EXERCISE BRIEF: Return every entry exactly.

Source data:
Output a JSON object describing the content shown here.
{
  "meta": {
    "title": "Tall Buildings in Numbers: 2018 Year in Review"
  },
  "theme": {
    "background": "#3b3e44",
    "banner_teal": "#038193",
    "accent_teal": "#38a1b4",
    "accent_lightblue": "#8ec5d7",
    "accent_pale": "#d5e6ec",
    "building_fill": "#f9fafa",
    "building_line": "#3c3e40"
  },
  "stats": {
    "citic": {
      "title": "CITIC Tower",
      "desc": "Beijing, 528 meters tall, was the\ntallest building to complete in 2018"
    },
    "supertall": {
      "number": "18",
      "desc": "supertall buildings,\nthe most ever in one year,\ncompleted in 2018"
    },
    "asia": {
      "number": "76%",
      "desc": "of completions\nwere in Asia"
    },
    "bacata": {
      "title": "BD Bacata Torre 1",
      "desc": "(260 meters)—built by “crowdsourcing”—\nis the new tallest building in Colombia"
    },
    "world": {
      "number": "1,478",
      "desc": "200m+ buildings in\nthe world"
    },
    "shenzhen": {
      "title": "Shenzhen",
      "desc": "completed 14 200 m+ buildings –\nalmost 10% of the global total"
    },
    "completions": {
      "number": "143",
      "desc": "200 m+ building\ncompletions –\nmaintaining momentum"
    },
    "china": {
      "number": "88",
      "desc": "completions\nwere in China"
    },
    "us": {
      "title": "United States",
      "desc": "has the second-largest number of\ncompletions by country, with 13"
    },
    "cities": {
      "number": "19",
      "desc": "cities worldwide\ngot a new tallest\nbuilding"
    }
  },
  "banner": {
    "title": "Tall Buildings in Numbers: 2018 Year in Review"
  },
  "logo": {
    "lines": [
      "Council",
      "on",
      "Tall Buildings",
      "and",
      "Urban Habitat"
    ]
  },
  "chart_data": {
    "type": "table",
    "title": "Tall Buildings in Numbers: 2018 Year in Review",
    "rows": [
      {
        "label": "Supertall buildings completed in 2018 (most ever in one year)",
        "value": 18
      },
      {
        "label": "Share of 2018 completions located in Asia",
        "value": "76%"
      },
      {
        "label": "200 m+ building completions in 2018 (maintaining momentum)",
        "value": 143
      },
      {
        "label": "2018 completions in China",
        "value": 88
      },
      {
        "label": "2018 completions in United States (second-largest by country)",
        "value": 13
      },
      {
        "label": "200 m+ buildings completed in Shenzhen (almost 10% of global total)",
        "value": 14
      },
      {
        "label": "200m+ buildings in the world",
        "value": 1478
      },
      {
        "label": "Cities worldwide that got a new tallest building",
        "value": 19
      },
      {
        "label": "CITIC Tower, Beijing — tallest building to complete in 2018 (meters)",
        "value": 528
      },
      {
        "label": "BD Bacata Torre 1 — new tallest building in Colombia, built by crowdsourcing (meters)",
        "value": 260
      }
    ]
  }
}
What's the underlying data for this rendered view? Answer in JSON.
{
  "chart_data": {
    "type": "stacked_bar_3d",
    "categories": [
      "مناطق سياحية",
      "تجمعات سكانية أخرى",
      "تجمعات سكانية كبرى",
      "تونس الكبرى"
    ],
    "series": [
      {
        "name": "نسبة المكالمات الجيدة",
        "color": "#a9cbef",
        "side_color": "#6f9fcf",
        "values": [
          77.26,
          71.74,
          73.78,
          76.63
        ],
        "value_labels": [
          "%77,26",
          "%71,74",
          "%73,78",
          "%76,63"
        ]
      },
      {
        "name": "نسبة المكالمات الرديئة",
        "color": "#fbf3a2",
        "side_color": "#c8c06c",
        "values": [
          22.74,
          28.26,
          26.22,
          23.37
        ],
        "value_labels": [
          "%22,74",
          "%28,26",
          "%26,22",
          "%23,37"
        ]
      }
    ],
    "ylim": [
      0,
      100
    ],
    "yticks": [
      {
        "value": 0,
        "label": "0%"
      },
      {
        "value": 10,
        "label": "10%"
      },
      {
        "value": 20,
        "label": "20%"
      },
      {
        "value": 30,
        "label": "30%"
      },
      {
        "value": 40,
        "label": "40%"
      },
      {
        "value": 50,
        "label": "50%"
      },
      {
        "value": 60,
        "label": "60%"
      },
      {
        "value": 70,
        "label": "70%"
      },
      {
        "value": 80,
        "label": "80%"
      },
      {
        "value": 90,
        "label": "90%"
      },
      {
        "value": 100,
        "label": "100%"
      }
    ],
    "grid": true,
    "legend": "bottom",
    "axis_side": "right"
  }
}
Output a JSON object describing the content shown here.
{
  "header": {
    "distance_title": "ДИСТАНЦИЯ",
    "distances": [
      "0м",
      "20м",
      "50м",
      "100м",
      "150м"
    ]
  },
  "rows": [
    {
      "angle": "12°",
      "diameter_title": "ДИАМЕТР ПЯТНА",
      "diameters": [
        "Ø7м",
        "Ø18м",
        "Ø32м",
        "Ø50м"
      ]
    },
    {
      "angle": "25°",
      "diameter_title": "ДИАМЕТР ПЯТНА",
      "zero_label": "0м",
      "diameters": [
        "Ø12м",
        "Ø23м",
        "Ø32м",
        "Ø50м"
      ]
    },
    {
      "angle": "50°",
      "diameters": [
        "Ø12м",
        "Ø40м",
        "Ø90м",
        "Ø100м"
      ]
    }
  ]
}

THE SOLUTION:
Output a JSON object describing the content shown here.
{
  "meta": {
    "title": "Tall Buildings in Numbers: 2018 Year in Review"
  },
  "theme": {
    "background": "#3b3e44",
    "banner_teal": "#038193",
    "accent_teal": "#38a1b4",
    "accent_lightblue": "#8ec5d7",
    "accent_pale": "#d5e6ec",
    "building_fill": "#f9fafa",
    "building_line": "#3c3e40"
  },
  "stats": {
    "citic": {
      "title": "CITIC Tower",
      "desc": "Beijing, 528 meters tall, was the\ntallest building to complete in 2018"
    },
    "supertall": {
      "number": "18",
      "desc": "supertall buildings,\nthe most ever in one year,\ncompleted in 2018"
    },
    "asia": {
      "number": "76%",
      "desc": "of completions\nwere in Asia"
    },
    "bacata": {
      "title": "BD Bacata Torre 1",
      "desc": "(260 meters)—built by “crowdsourcing”—\nis the new tallest building in Colombia"
    },
    "world": {
      "number": "1,478",
      "desc": "200m+ buildings in\nthe world"
    },
    "shenzhen": {
      "title": "Shenzhen",
      "desc": "completed 14 200 m+ buildings –\nalmost 10% of the global total"
    },
    "completions": {
      "number": "143",
      "desc": "200 m+ building\ncompletions –\nmaintaining momentum"
    },
    "china": {
      "number": "88",
      "desc": "completions\nwere in China"
    },
    "us": {
      "title": "United States",
      "desc": "has the second-largest number of\ncompletions by country, with 13"
    },
    "cities": {
      "number": "19",
      "desc": "cities worldwide\ngot a new tallest\nbuilding"
    }
  },
  "banner": {
    "title": "Tall Buildings in Numbers: 2018 Year in Review"
  },
  "logo": {
    "lines": [
      "Council",
      "on",
      "Tall Buildings",
      "and",
      "Urban Habitat"
    ]
  },
  "chart_data": {
    "type": "table",
    "title": "Tall Buildings in Numbers: 2018 Year in Review",
    "rows": [
      {
        "label": "Supertall buildings completed in 2018 (most ever in one year)",
        "value": 18
      },
      {
        "label": "Share of 2018 completions located in Asia",
        "value": "76%"
      },
      {
        "label": "200 m+ building completions in 2018 (maintaining momentum)",
        "value": 143
      },
      {
        "label": "2018 completions in China",
        "value": 88
      },
      {
        "label": "2018 completions in United States (second-largest by country)",
        "value": 13
      },
      {
        "label": "200 m+ buildings completed in Shenzhen (almost 10% of global total)",
        "value": 14
      },
      {
        "label": "200m+ buildings in the world",
        "value": 1478
      },
      {
        "label": "Cities worldwide that got a new tallest building",
        "value": 19
      },
      {
        "label": "CITIC Tower, Beijing — tallest building to complete in 2018 (meters)",
        "value": 528
      },
      {
        "label": "BD Bacata Torre 1 — new tallest building in Colombia, built by crowdsourcing (meters)",
        "value": 260
      }
    ]
  }
}
What's the underlying data for this rendered view? Answer in JSON.
{
  "chart_data": {
    "type": "stacked_bar_3d",
    "categories": [
      "مناطق سياحية",
      "تجمعات سكانية أخرى",
      "تجمعات سكانية كبرى",
      "تونس الكبرى"
    ],
    "series": [
      {
        "name": "نسبة المكالمات الجيدة",
        "color": "#a9cbef",
        "side_color": "#6f9fcf",
        "values": [
          77.26,
          71.74,
          73.78,
          76.63
        ],
        "value_labels": [
          "%77,26",
          "%71,74",
          "%73,78",
          "%76,63"
        ]
      },
      {
        "name": "نسبة المكالمات الرديئة",
        "color": "#fbf3a2",
        "side_color": "#c8c06c",
        "values": [
          22.74,
          28.26,
          26.22,
          23.37
        ],
        "value_labels": [
          "%22,74",
          "%28,26",
          "%26,22",
          "%23,37"
        ]
      }
    ],
    "ylim": [
      0,
      100
    ],
    "yticks": [
      {
        "value": 0,
        "label": "0%"
      },
      {
        "value": 10,
        "label": "10%"
      },
      {
        "value": 20,
        "label": "20%"
      },
      {
        "value": 30,
        "label": "30%"
      },
      {
        "value": 40,
        "label": "40%"
      },
      {
        "value": 50,
        "label": "50%"
      },
      {
        "value": 60,
        "label": "60%"
      },
      {
        "value": 70,
        "label": "70%"
      },
      {
        "value": 80,
        "label": "80%"
      },
      {
        "value": 90,
        "label": "90%"
      },
      {
        "value": 100,
        "label": "100%"
      }
    ],
    "grid": true,
    "legend": "bottom",
    "axis_side": "right"
  }
}
Output a JSON object describing the content shown here.
{
  "header": {
    "distance_title": "ДИСТАНЦИЯ",
    "distances": [
      "0м",
      "20м",
      "50м",
      "100м",
      "150м"
    ]
  },
  "rows": [
    {
      "angle": "12°",
      "diameter_title": "ДИАМЕТР ПЯТНА",
      "diameters": [
        "Ø7м",
        "Ø18м",
        "Ø32м",
        "Ø50м"
      ]
    },
    {
      "angle": "25°",
      "diameter_title": "ДИАМЕТР ПЯТНА",
      "zero_label": "0м",
      "diameters": [
        "Ø12м",
        "Ø23м",
        "Ø32м",
        "Ø50м"
      ]
    },
    {
      "angle": "50°",
      "diameters": [
        "Ø12м",
        "Ø40м",
        "Ø90м",
        "Ø100м"
      ]
    }
  ]
}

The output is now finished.